═════ BLOQUE DE TEXTO ═════

Es interesante pensar cómo esta lectura sartreana del drama contemporáneo, y la índole del
compromiso literario político intelectual que acarreaba (donde escribir era revelar el mundo y proponerlo como tarea), desembocará quince años más
tarde, en 1961, en el prólogo al Fanon de Los condenados de la tierra. La escena
será la misma de aquella de postguerra, ahora
transportada al África. Tal interpretación del estado de cosas culturales acompañó con vigor el último gran tramo de la
cultura de la revolución en el mundo, hasta mediados de los 70’.
Capitalismo, colonialismo, nazismo,
fascismo, stalinismo, gaullismo,
exigían para Sartre el cambio drástico de un yo
comprometido con la transformación histórica. De un “yo” extensivo, de un “yo”
mítico, silvestre, responsable, blanco: podría decirse que este yo
(autor-lector), yo lingüístico, fue la gran construcción predicante de un Sartre crítico de sí mismo, del europeo, del hombre de
izquierda, de nosotros. Esto es: el fin de un yo “enfermo, demasiado enfermo”,
nunca inocente sino “sucio”, hipócrita, cómplice de todas las criminalidades.

═════ ENTRADAS ═════

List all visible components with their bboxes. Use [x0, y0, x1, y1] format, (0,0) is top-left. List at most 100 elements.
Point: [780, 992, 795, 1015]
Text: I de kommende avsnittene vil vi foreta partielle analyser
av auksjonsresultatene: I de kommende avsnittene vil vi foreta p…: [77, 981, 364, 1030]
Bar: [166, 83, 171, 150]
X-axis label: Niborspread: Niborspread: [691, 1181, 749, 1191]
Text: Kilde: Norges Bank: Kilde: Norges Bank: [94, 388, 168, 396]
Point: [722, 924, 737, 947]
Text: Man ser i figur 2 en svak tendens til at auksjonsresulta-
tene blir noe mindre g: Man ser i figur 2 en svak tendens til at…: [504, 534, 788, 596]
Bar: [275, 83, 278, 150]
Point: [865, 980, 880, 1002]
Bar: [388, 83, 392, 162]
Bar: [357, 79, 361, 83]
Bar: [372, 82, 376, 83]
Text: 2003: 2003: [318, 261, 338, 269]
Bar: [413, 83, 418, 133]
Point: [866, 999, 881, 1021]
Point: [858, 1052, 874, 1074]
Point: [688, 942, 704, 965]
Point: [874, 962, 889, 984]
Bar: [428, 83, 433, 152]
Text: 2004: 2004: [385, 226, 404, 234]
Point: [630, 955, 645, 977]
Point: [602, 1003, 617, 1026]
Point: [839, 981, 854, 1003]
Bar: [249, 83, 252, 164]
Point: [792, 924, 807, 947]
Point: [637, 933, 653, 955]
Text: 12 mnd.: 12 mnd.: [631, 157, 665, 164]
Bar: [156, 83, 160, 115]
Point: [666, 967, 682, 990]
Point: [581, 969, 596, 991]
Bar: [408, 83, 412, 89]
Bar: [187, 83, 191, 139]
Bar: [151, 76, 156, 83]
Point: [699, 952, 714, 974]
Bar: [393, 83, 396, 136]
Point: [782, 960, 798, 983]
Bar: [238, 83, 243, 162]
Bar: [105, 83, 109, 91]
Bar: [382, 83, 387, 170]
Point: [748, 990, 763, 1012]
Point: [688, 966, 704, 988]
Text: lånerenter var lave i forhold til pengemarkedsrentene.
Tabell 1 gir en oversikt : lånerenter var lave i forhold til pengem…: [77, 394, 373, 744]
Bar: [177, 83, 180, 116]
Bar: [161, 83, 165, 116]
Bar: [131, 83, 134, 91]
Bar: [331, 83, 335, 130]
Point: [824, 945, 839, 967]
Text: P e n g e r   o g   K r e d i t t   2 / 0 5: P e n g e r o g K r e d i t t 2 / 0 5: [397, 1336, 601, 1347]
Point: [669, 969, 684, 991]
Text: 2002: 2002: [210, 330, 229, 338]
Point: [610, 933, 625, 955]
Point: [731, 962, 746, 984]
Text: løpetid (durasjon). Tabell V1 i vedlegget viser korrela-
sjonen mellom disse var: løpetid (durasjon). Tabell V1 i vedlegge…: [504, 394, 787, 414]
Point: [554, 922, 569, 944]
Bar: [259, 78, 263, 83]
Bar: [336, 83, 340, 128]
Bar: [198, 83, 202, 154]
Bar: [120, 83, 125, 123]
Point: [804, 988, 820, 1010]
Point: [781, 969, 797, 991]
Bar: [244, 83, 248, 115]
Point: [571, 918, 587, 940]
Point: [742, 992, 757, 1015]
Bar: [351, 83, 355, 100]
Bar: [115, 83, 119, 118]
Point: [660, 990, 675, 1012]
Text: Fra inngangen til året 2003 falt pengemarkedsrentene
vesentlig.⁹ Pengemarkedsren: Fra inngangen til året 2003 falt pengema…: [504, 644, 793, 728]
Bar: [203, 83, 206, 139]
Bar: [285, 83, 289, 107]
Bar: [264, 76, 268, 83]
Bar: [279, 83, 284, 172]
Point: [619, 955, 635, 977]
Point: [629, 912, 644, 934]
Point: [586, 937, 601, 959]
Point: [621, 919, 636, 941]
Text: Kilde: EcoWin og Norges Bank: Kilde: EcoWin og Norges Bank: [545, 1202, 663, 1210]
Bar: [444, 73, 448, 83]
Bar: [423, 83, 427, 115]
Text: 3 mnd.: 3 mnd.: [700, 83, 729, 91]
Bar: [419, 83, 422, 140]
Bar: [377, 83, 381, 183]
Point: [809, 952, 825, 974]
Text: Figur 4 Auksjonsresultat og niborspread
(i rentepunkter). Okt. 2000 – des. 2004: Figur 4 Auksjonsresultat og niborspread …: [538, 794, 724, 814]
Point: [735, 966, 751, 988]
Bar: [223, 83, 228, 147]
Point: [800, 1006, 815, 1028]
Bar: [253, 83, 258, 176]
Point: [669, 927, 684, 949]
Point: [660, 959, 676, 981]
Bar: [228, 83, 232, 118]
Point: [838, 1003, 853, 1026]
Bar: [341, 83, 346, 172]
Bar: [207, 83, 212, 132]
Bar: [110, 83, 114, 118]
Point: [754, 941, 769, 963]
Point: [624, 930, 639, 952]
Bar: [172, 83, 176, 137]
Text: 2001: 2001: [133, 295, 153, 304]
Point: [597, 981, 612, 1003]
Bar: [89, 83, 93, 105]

═════

● **REQUISITOS DEL PROBLEMA**:
Según el bloque de texto sobre Sartre, ¿en qué año aparece su prólogo a Los condenados de la tierra?

● **SOLUCIÓN**:
En 1961.